* [Exercise description]: Quote only the lines that start at the line with "What's the underlying" and run to the end of the entries; omit the pictures.

--- Dataset records ---

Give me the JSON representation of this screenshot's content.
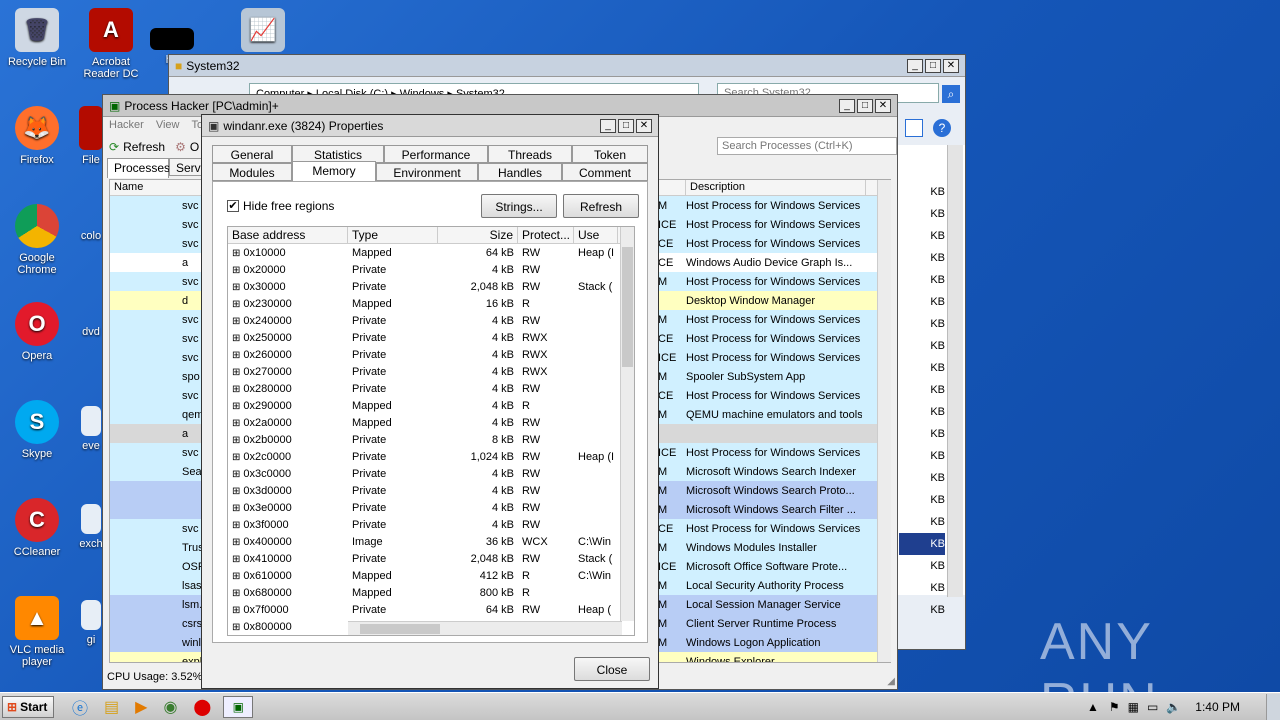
{
  "desktop_icons": [
    {
      "label": "Recycle Bin",
      "icon": "recycle-bin-icon"
    },
    {
      "label": "Acrobat Reader DC",
      "icon": "acrobat-icon"
    },
    {
      "label": "Firefox",
      "icon": "firefox-icon"
    },
    {
      "label": "File",
      "icon": "file-icon"
    },
    {
      "label": "Google Chrome",
      "icon": "chrome-icon"
    },
    {
      "label": "colo",
      "icon": "file-icon"
    },
    {
      "label": "Opera",
      "icon": "opera-icon"
    },
    {
      "label": "dvd",
      "icon": "file-icon"
    },
    {
      "label": "Skype",
      "icon": "skype-icon"
    },
    {
      "label": "eve",
      "icon": "file-icon"
    },
    {
      "label": "CCleaner",
      "icon": "ccleaner-icon"
    },
    {
      "label": "exch",
      "icon": "file-icon"
    },
    {
      "label": "VLC media player",
      "icon": "vlc-icon"
    },
    {
      "label": "gi",
      "icon": "file-icon"
    },
    {
      "label": "hi",
      "icon": "file-icon"
    }
  ],
  "explorer": {
    "title": "System32",
    "breadcrumb": "Computer   ▸  Local Disk (C:)   ▸  Windows   ▸  System32",
    "search_placeholder": "Search System32"
  },
  "process_hacker": {
    "title": "Process Hacker [PC\\admin]+",
    "menu": [
      "Hacker",
      "View",
      "To"
    ],
    "toolbar_refresh": "Refresh",
    "toolbar_options": "O",
    "tabs": [
      "Processes",
      "Servic"
    ],
    "search_placeholder": "Search Processes (Ctrl+K)",
    "col_name": "Name",
    "col_description": "Description",
    "status": "CPU Usage: 3.52%",
    "rows": [
      {
        "name": "svc",
        "flag": "M",
        "description": "Host Process for Windows Services",
        "mem": "KB",
        "color": "#d0f0ff"
      },
      {
        "name": "svc",
        "flag": "ICE",
        "description": "Host Process for Windows Services",
        "mem": "KB",
        "color": "#d0f0ff"
      },
      {
        "name": "svc",
        "flag": "CE",
        "description": "Host Process for Windows Services",
        "mem": "KB",
        "color": "#d0f0ff"
      },
      {
        "name": "a",
        "flag": "CE",
        "description": "Windows Audio Device Graph Is...",
        "mem": "KB",
        "color": "#ffffff"
      },
      {
        "name": "svc",
        "flag": "M",
        "description": "Host Process for Windows Services",
        "mem": "KB",
        "color": "#d0f0ff"
      },
      {
        "name": "d",
        "flag": "",
        "description": "Desktop Window Manager",
        "mem": "KB",
        "color": "#ffffc0"
      },
      {
        "name": "svc",
        "flag": "M",
        "description": "Host Process for Windows Services",
        "mem": "KB",
        "color": "#d0f0ff"
      },
      {
        "name": "svc",
        "flag": "CE",
        "description": "Host Process for Windows Services",
        "mem": "KB",
        "color": "#d0f0ff"
      },
      {
        "name": "svc",
        "flag": "ICE",
        "description": "Host Process for Windows Services",
        "mem": "KB",
        "color": "#d0f0ff"
      },
      {
        "name": "spo",
        "flag": "M",
        "description": "Spooler SubSystem App",
        "mem": "KB",
        "color": "#d0f0ff"
      },
      {
        "name": "svc",
        "flag": "CE",
        "description": "Host Process for Windows Services",
        "mem": "KB",
        "color": "#d0f0ff"
      },
      {
        "name": "qem",
        "flag": "M",
        "description": "QEMU machine emulators and tools",
        "mem": "KB",
        "color": "#d0f0ff"
      },
      {
        "name": "a",
        "flag": "",
        "description": "",
        "mem": "KB",
        "color": "#d8d8d8"
      },
      {
        "name": "svc",
        "flag": "ICE",
        "description": "Host Process for Windows Services",
        "mem": "KB",
        "color": "#d0f0ff"
      },
      {
        "name": "Sea",
        "flag": "M",
        "description": "Microsoft Windows Search Indexer",
        "mem": "KB",
        "color": "#d0f0ff"
      },
      {
        "name": "",
        "flag": "M",
        "description": "Microsoft Windows Search Proto...",
        "mem": "KB",
        "color": "#b8cdf5"
      },
      {
        "name": "",
        "flag": "M",
        "description": "Microsoft Windows Search Filter ...",
        "mem": "KB",
        "color": "#b8cdf5"
      },
      {
        "name": "svc",
        "flag": "CE",
        "description": "Host Process for Windows Services",
        "mem": "KB",
        "color": "#d0f0ff"
      },
      {
        "name": "Trus",
        "flag": "M",
        "description": "Windows Modules Installer",
        "mem": "KB",
        "color": "#d0f0ff"
      },
      {
        "name": "OSF",
        "flag": "ICE",
        "description": "Microsoft Office Software Prote...",
        "mem": "KB",
        "color": "#d0f0ff"
      },
      {
        "name": "lsass.e",
        "flag": "M",
        "description": "Local Security Authority Process",
        "mem": "KB",
        "color": "#d0f0ff"
      },
      {
        "name": "lsm.exe",
        "flag": "M",
        "description": "Local Session Manager Service",
        "mem": "KB",
        "color": "#b8cdf5"
      },
      {
        "name": "csrss.exe",
        "flag": "M",
        "description": "Client Server Runtime Process",
        "mem": "KB",
        "color": "#b8cdf5"
      },
      {
        "name": "winlogon.e",
        "flag": "M",
        "description": "Windows Logon Application",
        "mem": "KB",
        "color": "#b8cdf5"
      },
      {
        "name": "explorer.e",
        "flag": "",
        "description": "Windows Explorer",
        "mem": "KB",
        "color": "#ffffc0"
      }
    ]
  },
  "properties": {
    "title": "windanr.exe (3824) Properties",
    "tabs_row1": [
      "General",
      "Statistics",
      "Performance",
      "Threads",
      "Token"
    ],
    "tabs_row2": [
      "Modules",
      "Memory",
      "Environment",
      "Handles",
      "Comment"
    ],
    "selected_tab": "Memory",
    "hide_free_label": "Hide free regions",
    "hide_free_checked": true,
    "strings_button": "Strings...",
    "refresh_button": "Refresh",
    "close_button": "Close",
    "columns": [
      "Base address",
      "Type",
      "Size",
      "Protect...",
      "Use"
    ],
    "rows": [
      {
        "addr": "0x10000",
        "type": "Mapped",
        "size": "64 kB",
        "prot": "RW",
        "use": "Heap (I"
      },
      {
        "addr": "0x20000",
        "type": "Private",
        "size": "4 kB",
        "prot": "RW",
        "use": ""
      },
      {
        "addr": "0x30000",
        "type": "Private",
        "size": "2,048 kB",
        "prot": "RW",
        "use": "Stack ("
      },
      {
        "addr": "0x230000",
        "type": "Mapped",
        "size": "16 kB",
        "prot": "R",
        "use": ""
      },
      {
        "addr": "0x240000",
        "type": "Private",
        "size": "4 kB",
        "prot": "RW",
        "use": ""
      },
      {
        "addr": "0x250000",
        "type": "Private",
        "size": "4 kB",
        "prot": "RWX",
        "use": ""
      },
      {
        "addr": "0x260000",
        "type": "Private",
        "size": "4 kB",
        "prot": "RWX",
        "use": ""
      },
      {
        "addr": "0x270000",
        "type": "Private",
        "size": "4 kB",
        "prot": "RWX",
        "use": ""
      },
      {
        "addr": "0x280000",
        "type": "Private",
        "size": "4 kB",
        "prot": "RW",
        "use": ""
      },
      {
        "addr": "0x290000",
        "type": "Mapped",
        "size": "4 kB",
        "prot": "R",
        "use": ""
      },
      {
        "addr": "0x2a0000",
        "type": "Mapped",
        "size": "4 kB",
        "prot": "RW",
        "use": ""
      },
      {
        "addr": "0x2b0000",
        "type": "Private",
        "size": "8 kB",
        "prot": "RW",
        "use": ""
      },
      {
        "addr": "0x2c0000",
        "type": "Private",
        "size": "1,024 kB",
        "prot": "RW",
        "use": "Heap (I"
      },
      {
        "addr": "0x3c0000",
        "type": "Private",
        "size": "4 kB",
        "prot": "RW",
        "use": ""
      },
      {
        "addr": "0x3d0000",
        "type": "Private",
        "size": "4 kB",
        "prot": "RW",
        "use": ""
      },
      {
        "addr": "0x3e0000",
        "type": "Private",
        "size": "4 kB",
        "prot": "RW",
        "use": ""
      },
      {
        "addr": "0x3f0000",
        "type": "Private",
        "size": "4 kB",
        "prot": "RW",
        "use": ""
      },
      {
        "addr": "0x400000",
        "type": "Image",
        "size": "36 kB",
        "prot": "WCX",
        "use": "C:\\Win"
      },
      {
        "addr": "0x410000",
        "type": "Private",
        "size": "2,048 kB",
        "prot": "RW",
        "use": "Stack ("
      },
      {
        "addr": "0x610000",
        "type": "Mapped",
        "size": "412 kB",
        "prot": "R",
        "use": "C:\\Win"
      },
      {
        "addr": "0x680000",
        "type": "Mapped",
        "size": "800 kB",
        "prot": "R",
        "use": ""
      },
      {
        "addr": "0x7f0000",
        "type": "Private",
        "size": "64 kB",
        "prot": "RW",
        "use": "Heap ("
      },
      {
        "addr": "0x800000",
        "type": "",
        "size": "",
        "prot": "",
        "use": ""
      }
    ]
  },
  "taskbar": {
    "start_label": "Start",
    "clock": "1:40 PM"
  },
  "watermark": "ANY RUN"
}
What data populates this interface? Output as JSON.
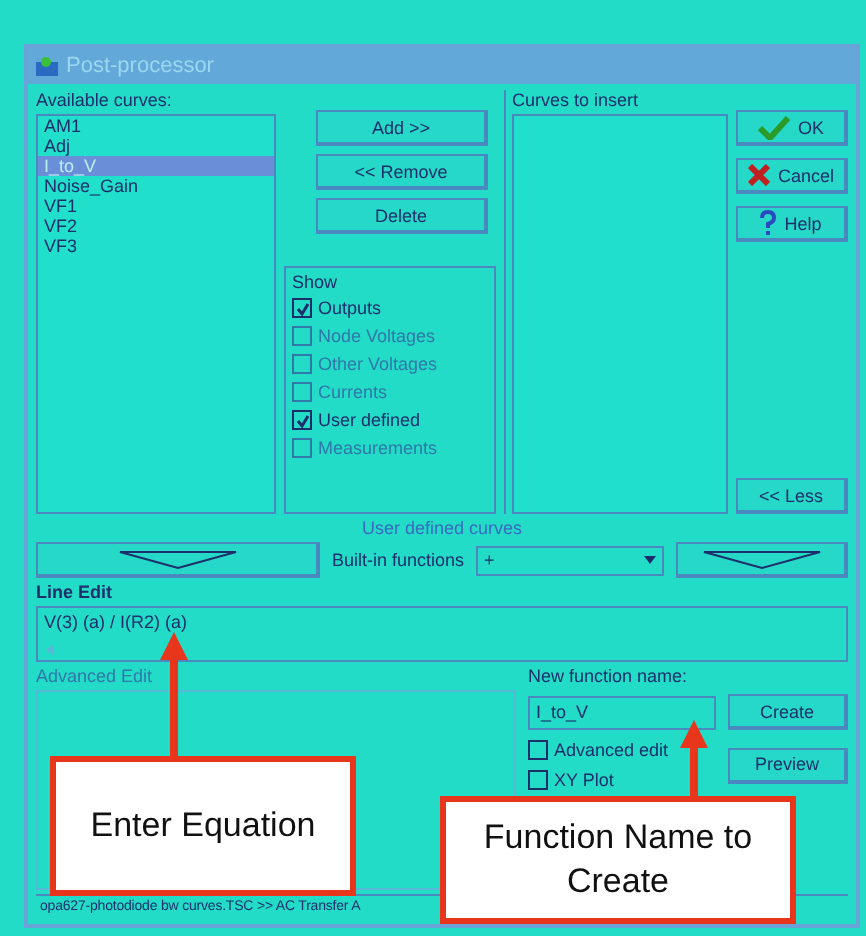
{
  "window": {
    "title": "Post-processor"
  },
  "available_curves": {
    "label": "Available curves:",
    "items": [
      {
        "label": "AM1",
        "selected": false
      },
      {
        "label": "Adj",
        "selected": false
      },
      {
        "label": "I_to_V",
        "selected": true
      },
      {
        "label": "Noise_Gain",
        "selected": false
      },
      {
        "label": "VF1",
        "selected": false
      },
      {
        "label": "VF2",
        "selected": false
      },
      {
        "label": "VF3",
        "selected": false
      }
    ]
  },
  "list_buttons": [
    "Add >>",
    "<< Remove",
    "Delete"
  ],
  "show": {
    "title": "Show",
    "options": [
      {
        "label": "Outputs",
        "checked": true,
        "disabled": false
      },
      {
        "label": "Node Voltages",
        "checked": false,
        "disabled": true
      },
      {
        "label": "Other Voltages",
        "checked": false,
        "disabled": true
      },
      {
        "label": "Currents",
        "checked": false,
        "disabled": true
      },
      {
        "label": "User defined",
        "checked": true,
        "disabled": false
      },
      {
        "label": "Measurements",
        "checked": false,
        "disabled": true
      }
    ]
  },
  "curves_to_insert": {
    "label": "Curves to insert"
  },
  "dialog_buttons": [
    {
      "kind": "ok",
      "label": "OK"
    },
    {
      "kind": "cancel",
      "label": "Cancel"
    },
    {
      "kind": "help",
      "label": "Help"
    }
  ],
  "less_button": "<< Less",
  "user_defined_curves": {
    "title": "User defined curves",
    "builtin_label": "Built-in functions",
    "builtin_value": "+"
  },
  "line_edit": {
    "label": "Line Edit",
    "value": "V(3) (a) / I(R2) (a)"
  },
  "advanced_edit": {
    "label": "Advanced Edit",
    "disabled": true
  },
  "new_function": {
    "label": "New function name:",
    "value": "I_to_V",
    "buttons": [
      "Create",
      "Preview"
    ],
    "options": [
      {
        "label": "Advanced edit",
        "checked": false
      },
      {
        "label": "XY Plot",
        "checked": false
      }
    ]
  },
  "status_bar": "opa627-photodiode bw curves.TSC >> AC Transfer A",
  "annotations": [
    {
      "text": "Enter Equation"
    },
    {
      "text": "Function Name to Create"
    }
  ]
}
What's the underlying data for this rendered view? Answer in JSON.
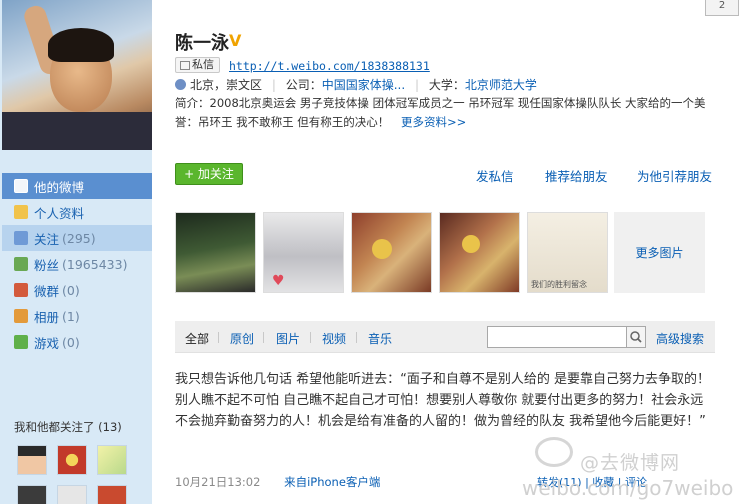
{
  "profile": {
    "name": "陈一泳",
    "message_button": "私信",
    "url": "http://t.weibo.com/1838388131",
    "location": "北京，崇文区",
    "company_label": "公司：",
    "company": "中国国家体操...",
    "school_label": "大学：",
    "school": "北京师范大学",
    "bio": "简介：2008北京奥运会 男子竞技体操 团体冠军成员之一 吊环冠军 现任国家体操队队长 大家给的一个美誉：吊环王 我不敢称王 但有称王的决心！",
    "more_link": "更多资料>>"
  },
  "actions": {
    "follow": "+ 加关注",
    "send_msg": "发私信",
    "recommend": "推荐给朋友",
    "recommend_him": "为他引荐朋友"
  },
  "nav": [
    {
      "label": "他的微博",
      "count": ""
    },
    {
      "label": "个人资料",
      "count": ""
    },
    {
      "label": "关注",
      "count": "(295)"
    },
    {
      "label": "粉丝",
      "count": "(1965433)"
    },
    {
      "label": "微群",
      "count": "(0)"
    },
    {
      "label": "相册",
      "count": "(1)"
    },
    {
      "label": "游戏",
      "count": "(0)"
    }
  ],
  "mutual": {
    "label": "我和他都关注了",
    "count": "(13)"
  },
  "photos": {
    "more": "更多图片",
    "caption": "我们的胜利留念"
  },
  "tabs": {
    "all": "全部",
    "original": "原创",
    "pictures": "图片",
    "video": "视频",
    "music": "音乐",
    "search_placeholder": "",
    "advanced": "高级搜索"
  },
  "post": {
    "text": "我只想告诉他几句话 希望他能听进去：“面子和自尊不是别人给的 是要靠自己努力去争取的！别人瞧不起不可怕 自己瞧不起自己才可怕！想要别人尊敬你 就要付出更多的努力！社会永远不会抛弃勤奋努力的人！机会是给有准备的人留的！做为曾经的队友 我希望他今后能更好！”",
    "time": "10月21日13:02",
    "source": "来自iPhone客户端",
    "ops": "转发(11)  |  收藏  |  评论"
  },
  "corner": "2",
  "watermark": {
    "line1": "@去微博网",
    "line2": "weibo.com/go7weibo"
  }
}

---

* [Written solution]:
What's the underlying data for this rendered view? Answer in JSON.
{
  "profile": {
    "name": "陈一泳",
    "message_button": "私信",
    "url": "http://t.weibo.com/1838388131",
    "location": "北京，崇文区",
    "company_label": "公司：",
    "company": "中国国家体操...",
    "school_label": "大学：",
    "school": "北京师范大学",
    "bio": "简介：2008北京奥运会 男子竞技体操 团体冠军成员之一 吊环冠军 现任国家体操队队长 大家给的一个美誉：吊环王 我不敢称王 但有称王的决心！",
    "more_link": "更多资料>>"
  },
  "actions": {
    "follow": "+ 加关注",
    "send_msg": "发私信",
    "recommend": "推荐给朋友",
    "recommend_him": "为他引荐朋友"
  },
  "nav": [
    {
      "label": "他的微博",
      "count": ""
    },
    {
      "label": "个人资料",
      "count": ""
    },
    {
      "label": "关注",
      "count": "(295)"
    },
    {
      "label": "粉丝",
      "count": "(1965433)"
    },
    {
      "label": "微群",
      "count": "(0)"
    },
    {
      "label": "相册",
      "count": "(1)"
    },
    {
      "label": "游戏",
      "count": "(0)"
    }
  ],
  "mutual": {
    "label": "我和他都关注了",
    "count": "(13)"
  },
  "photos": {
    "more": "更多图片",
    "caption": "我们的胜利留念"
  },
  "tabs": {
    "all": "全部",
    "original": "原创",
    "pictures": "图片",
    "video": "视频",
    "music": "音乐",
    "search_placeholder": "",
    "advanced": "高级搜索"
  },
  "post": {
    "text": "我只想告诉他几句话 希望他能听进去：“面子和自尊不是别人给的 是要靠自己努力去争取的！别人瞧不起不可怕 自己瞧不起自己才可怕！想要别人尊敬你 就要付出更多的努力！社会永远不会抛弃勤奋努力的人！机会是给有准备的人留的！做为曾经的队友 我希望他今后能更好！”",
    "time": "10月21日13:02",
    "source": "来自iPhone客户端",
    "ops": "转发(11)  |  收藏  |  评论"
  },
  "corner": "2",
  "watermark": {
    "line1": "@去微博网",
    "line2": "weibo.com/go7weibo"
  }
}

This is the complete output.